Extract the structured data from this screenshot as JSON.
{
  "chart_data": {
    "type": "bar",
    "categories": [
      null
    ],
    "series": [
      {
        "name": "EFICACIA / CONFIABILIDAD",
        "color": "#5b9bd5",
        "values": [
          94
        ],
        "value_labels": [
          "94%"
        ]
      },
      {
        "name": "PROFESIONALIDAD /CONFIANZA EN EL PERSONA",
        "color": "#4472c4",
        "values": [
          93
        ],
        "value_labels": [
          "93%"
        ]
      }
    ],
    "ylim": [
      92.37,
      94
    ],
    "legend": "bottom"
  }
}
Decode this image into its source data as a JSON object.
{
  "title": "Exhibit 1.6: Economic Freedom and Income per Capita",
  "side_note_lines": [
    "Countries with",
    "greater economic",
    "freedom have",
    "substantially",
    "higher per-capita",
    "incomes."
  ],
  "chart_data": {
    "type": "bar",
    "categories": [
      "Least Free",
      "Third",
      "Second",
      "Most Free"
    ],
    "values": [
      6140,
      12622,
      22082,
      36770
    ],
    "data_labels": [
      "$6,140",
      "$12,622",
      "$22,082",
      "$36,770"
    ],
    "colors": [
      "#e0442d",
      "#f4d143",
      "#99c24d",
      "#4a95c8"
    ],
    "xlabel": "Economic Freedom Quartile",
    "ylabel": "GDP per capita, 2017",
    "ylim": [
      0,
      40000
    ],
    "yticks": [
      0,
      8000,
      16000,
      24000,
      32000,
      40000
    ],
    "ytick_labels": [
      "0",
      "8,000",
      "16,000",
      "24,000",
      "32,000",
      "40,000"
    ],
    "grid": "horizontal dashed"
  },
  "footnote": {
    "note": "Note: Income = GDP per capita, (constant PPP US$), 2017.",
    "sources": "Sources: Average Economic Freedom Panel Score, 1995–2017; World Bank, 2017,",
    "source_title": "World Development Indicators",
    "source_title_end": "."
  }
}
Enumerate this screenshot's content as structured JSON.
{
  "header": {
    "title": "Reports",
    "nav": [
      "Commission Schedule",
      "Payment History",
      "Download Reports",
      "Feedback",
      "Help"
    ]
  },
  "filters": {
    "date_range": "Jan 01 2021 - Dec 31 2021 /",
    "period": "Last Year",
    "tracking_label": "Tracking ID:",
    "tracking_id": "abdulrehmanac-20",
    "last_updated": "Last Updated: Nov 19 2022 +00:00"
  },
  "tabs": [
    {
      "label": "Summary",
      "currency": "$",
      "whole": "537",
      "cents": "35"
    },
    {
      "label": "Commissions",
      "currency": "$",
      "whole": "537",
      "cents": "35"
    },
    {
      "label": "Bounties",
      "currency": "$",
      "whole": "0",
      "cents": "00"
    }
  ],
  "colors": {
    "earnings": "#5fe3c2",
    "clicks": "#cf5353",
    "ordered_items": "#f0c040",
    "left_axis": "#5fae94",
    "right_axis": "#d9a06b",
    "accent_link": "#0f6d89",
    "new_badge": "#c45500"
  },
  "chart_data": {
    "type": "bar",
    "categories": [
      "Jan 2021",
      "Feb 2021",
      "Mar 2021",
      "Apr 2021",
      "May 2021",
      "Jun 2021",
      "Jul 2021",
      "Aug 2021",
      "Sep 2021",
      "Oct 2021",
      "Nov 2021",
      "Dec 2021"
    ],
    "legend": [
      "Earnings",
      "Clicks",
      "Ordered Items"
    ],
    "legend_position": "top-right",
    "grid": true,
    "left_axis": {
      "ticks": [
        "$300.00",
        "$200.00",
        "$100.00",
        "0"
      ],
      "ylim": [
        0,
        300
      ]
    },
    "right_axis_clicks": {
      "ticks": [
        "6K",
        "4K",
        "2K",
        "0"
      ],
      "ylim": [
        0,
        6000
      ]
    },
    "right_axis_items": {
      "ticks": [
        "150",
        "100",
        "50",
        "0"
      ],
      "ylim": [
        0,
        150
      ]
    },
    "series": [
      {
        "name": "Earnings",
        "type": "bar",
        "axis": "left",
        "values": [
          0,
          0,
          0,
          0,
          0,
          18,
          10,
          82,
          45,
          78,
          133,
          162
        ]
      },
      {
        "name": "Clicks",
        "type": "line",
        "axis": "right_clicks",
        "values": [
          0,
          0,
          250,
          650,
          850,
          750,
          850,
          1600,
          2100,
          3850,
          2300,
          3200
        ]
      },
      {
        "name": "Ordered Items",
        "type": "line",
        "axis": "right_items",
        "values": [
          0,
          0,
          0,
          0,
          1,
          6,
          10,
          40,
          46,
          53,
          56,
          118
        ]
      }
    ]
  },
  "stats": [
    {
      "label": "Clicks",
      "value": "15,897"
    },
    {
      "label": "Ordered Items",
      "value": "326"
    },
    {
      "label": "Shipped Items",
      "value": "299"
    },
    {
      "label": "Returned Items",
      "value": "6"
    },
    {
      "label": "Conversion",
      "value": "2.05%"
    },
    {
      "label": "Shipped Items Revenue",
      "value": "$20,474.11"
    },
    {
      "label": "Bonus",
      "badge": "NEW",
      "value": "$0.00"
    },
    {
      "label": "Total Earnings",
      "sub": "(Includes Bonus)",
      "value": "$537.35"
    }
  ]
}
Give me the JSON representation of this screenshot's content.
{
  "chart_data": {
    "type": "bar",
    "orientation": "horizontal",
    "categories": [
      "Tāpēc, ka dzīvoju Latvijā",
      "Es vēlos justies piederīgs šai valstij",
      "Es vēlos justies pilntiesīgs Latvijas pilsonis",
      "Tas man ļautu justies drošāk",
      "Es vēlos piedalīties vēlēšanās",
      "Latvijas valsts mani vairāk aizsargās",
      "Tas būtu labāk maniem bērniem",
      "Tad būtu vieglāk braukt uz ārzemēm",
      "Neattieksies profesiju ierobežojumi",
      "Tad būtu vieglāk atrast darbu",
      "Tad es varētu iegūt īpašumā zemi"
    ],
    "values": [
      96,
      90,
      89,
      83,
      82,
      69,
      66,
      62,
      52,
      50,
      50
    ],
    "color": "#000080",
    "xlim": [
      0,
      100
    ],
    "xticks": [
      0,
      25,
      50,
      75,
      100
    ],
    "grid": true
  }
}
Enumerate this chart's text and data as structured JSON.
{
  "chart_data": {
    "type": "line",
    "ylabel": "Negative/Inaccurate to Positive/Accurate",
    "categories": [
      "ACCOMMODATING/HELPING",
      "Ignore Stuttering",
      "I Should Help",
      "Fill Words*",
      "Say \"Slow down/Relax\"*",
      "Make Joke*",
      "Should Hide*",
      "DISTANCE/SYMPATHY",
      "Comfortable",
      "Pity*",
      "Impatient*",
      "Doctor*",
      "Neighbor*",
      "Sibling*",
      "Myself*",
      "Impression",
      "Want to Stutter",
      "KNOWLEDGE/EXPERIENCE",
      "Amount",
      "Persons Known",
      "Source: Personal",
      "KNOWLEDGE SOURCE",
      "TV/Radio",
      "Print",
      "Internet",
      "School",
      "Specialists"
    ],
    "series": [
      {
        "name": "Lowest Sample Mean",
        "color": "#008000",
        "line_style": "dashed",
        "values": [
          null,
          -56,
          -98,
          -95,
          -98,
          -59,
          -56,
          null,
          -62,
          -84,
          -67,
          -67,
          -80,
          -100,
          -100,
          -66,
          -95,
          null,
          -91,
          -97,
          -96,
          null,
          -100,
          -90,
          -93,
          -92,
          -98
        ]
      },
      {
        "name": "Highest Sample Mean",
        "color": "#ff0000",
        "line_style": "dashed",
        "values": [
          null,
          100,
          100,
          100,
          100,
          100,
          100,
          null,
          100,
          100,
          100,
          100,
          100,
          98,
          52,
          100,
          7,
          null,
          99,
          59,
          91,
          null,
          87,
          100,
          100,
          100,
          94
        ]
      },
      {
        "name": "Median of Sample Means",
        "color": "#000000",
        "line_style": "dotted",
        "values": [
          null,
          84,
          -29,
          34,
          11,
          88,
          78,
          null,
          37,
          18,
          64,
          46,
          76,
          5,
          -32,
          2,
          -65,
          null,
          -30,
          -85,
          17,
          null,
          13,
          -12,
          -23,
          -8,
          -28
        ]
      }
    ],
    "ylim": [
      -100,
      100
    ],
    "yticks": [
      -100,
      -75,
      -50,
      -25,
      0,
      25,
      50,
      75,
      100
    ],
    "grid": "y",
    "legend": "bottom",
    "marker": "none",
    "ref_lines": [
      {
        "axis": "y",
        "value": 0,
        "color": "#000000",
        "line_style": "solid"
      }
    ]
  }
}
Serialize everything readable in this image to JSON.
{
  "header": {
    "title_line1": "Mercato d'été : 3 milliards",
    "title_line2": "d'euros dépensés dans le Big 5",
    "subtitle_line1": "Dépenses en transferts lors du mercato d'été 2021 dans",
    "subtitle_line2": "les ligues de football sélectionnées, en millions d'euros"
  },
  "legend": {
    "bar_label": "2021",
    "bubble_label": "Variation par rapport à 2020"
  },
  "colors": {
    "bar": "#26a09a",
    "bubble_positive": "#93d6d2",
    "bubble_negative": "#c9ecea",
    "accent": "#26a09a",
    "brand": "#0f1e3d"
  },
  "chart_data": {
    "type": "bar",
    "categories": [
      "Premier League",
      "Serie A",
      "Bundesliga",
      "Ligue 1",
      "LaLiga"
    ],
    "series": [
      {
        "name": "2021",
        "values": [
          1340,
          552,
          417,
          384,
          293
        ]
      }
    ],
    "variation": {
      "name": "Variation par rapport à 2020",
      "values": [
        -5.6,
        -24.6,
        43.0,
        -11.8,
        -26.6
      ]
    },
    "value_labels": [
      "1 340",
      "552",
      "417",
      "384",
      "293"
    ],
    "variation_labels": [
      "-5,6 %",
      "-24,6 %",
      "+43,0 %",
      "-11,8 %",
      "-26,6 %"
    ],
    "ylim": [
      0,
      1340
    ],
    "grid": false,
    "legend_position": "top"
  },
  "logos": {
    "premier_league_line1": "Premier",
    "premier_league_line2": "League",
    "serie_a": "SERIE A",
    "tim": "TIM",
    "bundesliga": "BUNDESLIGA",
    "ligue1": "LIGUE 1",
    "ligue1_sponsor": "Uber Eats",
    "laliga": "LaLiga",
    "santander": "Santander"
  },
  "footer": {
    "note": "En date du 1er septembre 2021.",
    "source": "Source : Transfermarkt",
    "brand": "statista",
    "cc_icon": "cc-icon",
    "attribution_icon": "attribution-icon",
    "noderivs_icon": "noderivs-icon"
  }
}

+ + + + + + +

Gather from the records above every line containing the string "vieglāk".

      "Tad būtu vieglāk braukt uz ārzemēm",
      "Tad būtu vieglāk atrast darbu",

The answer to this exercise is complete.